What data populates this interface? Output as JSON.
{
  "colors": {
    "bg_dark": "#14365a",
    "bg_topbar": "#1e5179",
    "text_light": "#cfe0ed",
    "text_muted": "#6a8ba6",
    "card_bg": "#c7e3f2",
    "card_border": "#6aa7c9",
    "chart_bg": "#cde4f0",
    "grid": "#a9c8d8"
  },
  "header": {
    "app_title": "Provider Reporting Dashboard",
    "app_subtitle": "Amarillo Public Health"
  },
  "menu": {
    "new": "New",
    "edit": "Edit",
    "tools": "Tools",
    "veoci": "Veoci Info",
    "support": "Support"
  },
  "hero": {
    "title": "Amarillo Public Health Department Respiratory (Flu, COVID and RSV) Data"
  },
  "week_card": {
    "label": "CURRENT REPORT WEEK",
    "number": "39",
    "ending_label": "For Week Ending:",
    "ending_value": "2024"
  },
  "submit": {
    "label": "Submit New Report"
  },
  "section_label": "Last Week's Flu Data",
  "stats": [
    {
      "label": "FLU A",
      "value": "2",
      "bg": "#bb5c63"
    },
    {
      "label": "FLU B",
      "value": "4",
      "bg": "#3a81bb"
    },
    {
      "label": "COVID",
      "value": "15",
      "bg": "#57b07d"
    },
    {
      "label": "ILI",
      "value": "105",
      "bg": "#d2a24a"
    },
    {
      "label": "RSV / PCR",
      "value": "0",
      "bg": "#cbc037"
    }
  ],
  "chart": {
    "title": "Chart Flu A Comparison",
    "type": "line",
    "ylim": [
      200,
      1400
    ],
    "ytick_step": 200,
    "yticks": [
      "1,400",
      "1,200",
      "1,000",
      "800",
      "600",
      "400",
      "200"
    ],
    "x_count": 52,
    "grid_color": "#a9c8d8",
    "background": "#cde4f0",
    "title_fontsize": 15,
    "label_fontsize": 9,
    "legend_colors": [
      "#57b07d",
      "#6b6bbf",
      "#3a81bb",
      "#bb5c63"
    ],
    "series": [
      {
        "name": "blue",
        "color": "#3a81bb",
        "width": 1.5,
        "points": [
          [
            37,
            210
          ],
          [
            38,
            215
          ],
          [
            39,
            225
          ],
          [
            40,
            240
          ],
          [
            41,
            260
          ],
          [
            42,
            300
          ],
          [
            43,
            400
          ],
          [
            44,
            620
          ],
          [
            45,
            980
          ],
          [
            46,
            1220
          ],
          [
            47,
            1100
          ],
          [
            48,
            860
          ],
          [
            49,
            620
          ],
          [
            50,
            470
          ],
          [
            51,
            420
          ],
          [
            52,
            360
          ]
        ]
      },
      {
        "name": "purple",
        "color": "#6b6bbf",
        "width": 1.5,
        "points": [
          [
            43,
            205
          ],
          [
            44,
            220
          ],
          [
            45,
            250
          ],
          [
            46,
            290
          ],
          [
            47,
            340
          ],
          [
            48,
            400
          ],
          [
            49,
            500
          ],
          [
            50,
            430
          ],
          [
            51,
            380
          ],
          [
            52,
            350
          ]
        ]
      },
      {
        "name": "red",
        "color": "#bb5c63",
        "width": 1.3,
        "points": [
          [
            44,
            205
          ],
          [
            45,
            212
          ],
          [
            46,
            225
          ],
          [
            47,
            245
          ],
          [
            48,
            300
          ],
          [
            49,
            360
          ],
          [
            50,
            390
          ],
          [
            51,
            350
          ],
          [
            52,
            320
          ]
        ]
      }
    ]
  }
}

- **Problem statement**
Collect the lines of the data that carry the word "Health".

- **Reply to the task**
    "app_subtitle": "Amarillo Public Health"
    "title": "Amarillo Public Health Department Respiratory (Flu, COVID and RSV) Data"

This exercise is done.